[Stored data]
+-------+

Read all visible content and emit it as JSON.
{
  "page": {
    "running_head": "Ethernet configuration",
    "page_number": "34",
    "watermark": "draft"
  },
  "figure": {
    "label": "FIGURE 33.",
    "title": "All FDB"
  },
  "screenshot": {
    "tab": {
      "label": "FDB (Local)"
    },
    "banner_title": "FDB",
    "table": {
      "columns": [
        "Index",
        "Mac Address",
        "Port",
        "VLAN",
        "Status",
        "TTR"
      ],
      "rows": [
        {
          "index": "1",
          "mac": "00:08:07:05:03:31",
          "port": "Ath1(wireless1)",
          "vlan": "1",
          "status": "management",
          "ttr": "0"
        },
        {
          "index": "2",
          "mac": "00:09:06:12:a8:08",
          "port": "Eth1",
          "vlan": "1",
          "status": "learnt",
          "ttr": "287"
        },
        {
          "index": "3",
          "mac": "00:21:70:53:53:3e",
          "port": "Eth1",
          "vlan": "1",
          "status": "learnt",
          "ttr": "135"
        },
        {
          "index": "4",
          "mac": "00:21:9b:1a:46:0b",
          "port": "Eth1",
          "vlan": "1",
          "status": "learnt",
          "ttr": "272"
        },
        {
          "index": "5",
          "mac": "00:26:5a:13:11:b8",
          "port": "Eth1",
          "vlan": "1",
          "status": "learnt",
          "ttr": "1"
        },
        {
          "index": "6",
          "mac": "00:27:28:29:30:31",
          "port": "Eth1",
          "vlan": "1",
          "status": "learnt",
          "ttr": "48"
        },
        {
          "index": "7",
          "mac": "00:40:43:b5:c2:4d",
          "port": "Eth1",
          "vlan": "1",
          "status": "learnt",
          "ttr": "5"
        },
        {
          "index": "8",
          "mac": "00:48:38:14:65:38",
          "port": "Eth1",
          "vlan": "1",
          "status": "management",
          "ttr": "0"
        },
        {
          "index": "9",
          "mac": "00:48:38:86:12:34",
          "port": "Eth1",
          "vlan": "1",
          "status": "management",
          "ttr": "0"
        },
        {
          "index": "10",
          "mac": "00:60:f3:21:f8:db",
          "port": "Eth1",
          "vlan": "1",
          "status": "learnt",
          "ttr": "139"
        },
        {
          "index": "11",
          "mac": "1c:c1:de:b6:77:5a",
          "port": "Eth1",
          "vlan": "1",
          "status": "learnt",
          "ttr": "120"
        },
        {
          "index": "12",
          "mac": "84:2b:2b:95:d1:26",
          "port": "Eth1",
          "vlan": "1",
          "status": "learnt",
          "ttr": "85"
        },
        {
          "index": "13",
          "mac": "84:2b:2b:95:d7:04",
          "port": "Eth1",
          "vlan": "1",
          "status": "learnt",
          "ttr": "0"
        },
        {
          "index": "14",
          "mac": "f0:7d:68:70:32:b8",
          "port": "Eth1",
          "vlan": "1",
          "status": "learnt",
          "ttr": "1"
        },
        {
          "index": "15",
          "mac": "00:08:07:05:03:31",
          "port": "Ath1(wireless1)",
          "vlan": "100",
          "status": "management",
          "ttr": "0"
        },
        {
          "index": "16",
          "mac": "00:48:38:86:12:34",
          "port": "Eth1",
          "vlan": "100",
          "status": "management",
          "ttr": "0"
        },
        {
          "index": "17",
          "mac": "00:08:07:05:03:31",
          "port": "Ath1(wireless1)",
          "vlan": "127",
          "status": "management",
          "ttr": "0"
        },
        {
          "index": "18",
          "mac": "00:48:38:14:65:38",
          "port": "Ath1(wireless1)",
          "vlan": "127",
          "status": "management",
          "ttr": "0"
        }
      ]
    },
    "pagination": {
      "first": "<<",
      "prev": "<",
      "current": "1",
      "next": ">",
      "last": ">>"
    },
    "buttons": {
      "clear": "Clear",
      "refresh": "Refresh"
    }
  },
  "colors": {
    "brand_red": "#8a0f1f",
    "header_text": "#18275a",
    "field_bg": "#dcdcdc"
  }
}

+-------+

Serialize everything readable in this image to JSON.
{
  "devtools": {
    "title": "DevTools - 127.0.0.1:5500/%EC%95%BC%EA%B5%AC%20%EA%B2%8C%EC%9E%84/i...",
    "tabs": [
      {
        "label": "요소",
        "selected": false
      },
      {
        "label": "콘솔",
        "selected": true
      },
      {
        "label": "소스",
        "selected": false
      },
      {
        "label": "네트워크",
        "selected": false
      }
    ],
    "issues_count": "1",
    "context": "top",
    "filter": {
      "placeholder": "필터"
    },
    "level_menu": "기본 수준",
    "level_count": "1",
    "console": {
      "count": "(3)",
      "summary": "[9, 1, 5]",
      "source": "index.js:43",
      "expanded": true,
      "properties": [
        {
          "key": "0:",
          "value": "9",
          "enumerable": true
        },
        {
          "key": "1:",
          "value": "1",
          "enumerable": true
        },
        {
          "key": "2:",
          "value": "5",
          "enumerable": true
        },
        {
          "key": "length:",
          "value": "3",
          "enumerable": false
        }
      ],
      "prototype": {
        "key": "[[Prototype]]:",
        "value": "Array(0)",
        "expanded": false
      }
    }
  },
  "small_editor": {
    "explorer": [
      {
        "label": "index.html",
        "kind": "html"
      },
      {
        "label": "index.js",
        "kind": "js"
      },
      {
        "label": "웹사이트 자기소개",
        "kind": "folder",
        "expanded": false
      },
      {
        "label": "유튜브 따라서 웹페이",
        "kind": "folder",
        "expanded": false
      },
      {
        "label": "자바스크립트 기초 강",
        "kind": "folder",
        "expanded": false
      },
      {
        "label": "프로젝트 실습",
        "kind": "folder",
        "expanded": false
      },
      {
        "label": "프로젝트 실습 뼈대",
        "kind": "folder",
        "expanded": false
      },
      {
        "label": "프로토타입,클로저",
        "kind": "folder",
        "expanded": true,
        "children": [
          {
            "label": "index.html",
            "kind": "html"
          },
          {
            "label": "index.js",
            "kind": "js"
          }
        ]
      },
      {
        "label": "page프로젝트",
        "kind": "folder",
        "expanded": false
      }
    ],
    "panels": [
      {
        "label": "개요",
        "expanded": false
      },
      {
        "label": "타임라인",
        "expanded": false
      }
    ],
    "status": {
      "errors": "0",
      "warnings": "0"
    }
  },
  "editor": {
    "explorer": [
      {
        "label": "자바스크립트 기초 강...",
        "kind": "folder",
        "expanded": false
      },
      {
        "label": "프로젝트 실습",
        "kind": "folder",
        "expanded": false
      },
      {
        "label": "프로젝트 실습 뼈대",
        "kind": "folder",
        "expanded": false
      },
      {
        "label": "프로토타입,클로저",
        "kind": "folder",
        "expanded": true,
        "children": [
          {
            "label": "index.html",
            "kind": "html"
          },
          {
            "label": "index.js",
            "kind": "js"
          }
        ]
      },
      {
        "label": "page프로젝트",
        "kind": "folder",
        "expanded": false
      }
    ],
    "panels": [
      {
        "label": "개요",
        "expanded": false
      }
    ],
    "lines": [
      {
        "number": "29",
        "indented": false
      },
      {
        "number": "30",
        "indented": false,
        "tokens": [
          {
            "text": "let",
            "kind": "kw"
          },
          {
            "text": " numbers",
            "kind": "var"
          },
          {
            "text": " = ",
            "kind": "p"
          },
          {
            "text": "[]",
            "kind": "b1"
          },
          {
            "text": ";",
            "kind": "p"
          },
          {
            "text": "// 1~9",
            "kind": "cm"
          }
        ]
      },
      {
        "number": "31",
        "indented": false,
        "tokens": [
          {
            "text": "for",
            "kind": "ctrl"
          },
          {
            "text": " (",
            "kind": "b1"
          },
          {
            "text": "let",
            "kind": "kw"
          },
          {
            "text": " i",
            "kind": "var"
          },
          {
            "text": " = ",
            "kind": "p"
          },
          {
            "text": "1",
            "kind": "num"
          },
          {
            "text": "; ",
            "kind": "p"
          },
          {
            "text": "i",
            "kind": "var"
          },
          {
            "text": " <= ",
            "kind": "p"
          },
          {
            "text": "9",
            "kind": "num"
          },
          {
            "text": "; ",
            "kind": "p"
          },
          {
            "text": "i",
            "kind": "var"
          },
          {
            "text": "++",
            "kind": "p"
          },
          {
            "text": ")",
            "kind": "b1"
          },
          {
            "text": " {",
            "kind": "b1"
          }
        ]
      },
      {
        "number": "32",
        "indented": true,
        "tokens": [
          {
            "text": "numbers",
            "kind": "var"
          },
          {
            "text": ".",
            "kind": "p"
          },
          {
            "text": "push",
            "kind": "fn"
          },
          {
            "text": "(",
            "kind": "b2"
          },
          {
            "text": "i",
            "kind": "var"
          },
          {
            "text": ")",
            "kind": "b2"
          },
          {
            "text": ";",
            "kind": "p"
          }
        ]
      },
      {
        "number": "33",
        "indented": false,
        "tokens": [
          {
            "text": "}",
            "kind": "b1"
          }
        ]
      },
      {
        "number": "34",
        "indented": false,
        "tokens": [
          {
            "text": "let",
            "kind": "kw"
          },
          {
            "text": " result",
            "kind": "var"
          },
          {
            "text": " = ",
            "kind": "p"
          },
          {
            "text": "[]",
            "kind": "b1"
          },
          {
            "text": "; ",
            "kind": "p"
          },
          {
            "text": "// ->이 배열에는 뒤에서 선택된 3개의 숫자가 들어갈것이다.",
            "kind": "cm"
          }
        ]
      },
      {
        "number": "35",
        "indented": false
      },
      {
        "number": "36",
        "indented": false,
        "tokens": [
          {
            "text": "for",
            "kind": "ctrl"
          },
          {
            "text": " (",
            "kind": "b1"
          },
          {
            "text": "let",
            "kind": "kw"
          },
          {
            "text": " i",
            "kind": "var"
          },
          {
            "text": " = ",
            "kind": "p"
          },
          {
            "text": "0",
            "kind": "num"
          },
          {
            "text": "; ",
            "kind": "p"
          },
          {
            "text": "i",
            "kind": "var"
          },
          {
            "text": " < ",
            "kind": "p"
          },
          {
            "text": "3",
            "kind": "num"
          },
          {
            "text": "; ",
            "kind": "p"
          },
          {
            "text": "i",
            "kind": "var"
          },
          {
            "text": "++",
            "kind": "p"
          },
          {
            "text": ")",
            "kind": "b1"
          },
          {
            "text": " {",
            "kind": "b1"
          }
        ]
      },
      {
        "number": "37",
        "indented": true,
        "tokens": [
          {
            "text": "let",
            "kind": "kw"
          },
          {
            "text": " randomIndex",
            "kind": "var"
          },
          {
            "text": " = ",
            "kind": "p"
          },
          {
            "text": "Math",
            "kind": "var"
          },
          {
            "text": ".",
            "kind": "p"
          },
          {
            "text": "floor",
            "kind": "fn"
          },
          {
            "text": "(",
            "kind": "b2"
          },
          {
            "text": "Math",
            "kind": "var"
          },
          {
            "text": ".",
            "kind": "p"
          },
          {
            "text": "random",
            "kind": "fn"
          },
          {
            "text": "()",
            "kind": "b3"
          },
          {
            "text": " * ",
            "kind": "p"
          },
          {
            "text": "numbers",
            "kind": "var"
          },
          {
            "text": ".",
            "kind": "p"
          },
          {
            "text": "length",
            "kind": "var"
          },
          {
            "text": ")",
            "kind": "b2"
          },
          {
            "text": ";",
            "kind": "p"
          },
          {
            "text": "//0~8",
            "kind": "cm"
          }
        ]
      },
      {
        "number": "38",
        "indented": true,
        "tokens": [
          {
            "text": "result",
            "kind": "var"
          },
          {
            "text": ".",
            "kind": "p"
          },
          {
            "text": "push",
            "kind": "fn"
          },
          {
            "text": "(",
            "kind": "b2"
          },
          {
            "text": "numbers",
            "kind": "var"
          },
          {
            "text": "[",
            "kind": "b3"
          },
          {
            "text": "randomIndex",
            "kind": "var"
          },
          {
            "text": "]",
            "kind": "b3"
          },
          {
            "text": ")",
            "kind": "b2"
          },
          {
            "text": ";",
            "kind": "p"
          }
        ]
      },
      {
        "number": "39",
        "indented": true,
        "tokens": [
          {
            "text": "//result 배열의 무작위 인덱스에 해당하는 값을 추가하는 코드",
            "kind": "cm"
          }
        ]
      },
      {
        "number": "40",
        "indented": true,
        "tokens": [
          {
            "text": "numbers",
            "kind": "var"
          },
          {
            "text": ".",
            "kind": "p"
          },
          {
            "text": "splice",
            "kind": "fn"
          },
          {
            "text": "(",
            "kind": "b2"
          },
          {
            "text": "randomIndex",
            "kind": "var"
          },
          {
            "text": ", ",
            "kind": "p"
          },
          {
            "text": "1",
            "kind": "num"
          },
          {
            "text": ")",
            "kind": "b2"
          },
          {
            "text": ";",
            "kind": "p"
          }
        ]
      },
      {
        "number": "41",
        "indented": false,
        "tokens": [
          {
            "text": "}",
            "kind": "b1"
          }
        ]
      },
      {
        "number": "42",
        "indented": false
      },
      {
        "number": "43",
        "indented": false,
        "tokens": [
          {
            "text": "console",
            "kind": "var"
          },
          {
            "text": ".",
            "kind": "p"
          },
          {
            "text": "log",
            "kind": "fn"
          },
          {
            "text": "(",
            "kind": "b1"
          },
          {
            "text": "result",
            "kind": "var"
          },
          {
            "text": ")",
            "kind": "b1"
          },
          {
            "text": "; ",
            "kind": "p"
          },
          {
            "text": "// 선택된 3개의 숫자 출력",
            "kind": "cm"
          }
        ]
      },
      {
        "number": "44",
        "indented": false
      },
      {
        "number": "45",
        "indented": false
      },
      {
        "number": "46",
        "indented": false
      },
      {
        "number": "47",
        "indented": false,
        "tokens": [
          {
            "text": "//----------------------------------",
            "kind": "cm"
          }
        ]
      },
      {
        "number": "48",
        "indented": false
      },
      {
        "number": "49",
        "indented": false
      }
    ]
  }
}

+-------+

DIRECTION:
Go through the entries above and pull out each line with "result" in it.

ANSWER TO THE EXERCISE:
            "text": " result",
            "text": "result",
            "text": "//result 배열의 무작위 인덱스에 해당하는 값을 추가하는 코드",
            "text": "result",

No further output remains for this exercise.